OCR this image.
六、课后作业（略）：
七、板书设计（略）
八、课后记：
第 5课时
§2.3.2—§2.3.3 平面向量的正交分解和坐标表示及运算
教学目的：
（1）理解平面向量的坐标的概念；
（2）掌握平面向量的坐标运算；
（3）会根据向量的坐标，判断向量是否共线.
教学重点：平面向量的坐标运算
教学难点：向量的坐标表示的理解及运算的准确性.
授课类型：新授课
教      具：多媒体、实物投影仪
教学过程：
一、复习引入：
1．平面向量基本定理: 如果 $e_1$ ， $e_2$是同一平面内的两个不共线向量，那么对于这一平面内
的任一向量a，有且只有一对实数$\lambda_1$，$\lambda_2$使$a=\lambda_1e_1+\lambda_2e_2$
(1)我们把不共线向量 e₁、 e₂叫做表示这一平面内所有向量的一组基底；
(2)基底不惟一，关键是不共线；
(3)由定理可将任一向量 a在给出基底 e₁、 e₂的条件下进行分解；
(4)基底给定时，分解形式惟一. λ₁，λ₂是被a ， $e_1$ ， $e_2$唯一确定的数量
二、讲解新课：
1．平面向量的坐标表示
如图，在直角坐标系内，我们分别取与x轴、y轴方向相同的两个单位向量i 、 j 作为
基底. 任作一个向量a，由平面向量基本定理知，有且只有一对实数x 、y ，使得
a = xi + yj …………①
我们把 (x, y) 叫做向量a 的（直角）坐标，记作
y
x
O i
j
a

•••••

CHALLENGE: Return every entry exactly as given.

THE RESPONSE:
OCR this image.
六、课后作业（略）：
七、板书设计（略）
八、课后记：
第 5课时
§2.3.2—§2.3.3 平面向量的正交分解和坐标表示及运算
教学目的：
（1）理解平面向量的坐标的概念；
（2）掌握平面向量的坐标运算；
（3）会根据向量的坐标，判断向量是否共线.
教学重点：平面向量的坐标运算
教学难点：向量的坐标表示的理解及运算的准确性.
授课类型：新授课
教      具：多媒体、实物投影仪
教学过程：
一、复习引入：
1．平面向量基本定理: 如果 $e_1$ ， $e_2$是同一平面内的两个不共线向量，那么对于这一平面内
的任一向量a，有且只有一对实数$\lambda_1$，$\lambda_2$使$a=\lambda_1e_1+\lambda_2e_2$
(1)我们把不共线向量 e₁、 e₂叫做表示这一平面内所有向量的一组基底；
(2)基底不惟一，关键是不共线；
(3)由定理可将任一向量 a在给出基底 e₁、 e₂的条件下进行分解；
(4)基底给定时，分解形式惟一. λ₁，λ₂是被a ， $e_1$ ， $e_2$唯一确定的数量
二、讲解新课：
1．平面向量的坐标表示
如图，在直角坐标系内，我们分别取与x轴、y轴方向相同的两个单位向量i 、 j 作为
基底. 任作一个向量a，由平面向量基本定理知，有且只有一对实数x 、y ，使得
a = xi + yj …………①
我们把 (x, y) 叫做向量a 的（直角）坐标，记作
y
x
O i
j
a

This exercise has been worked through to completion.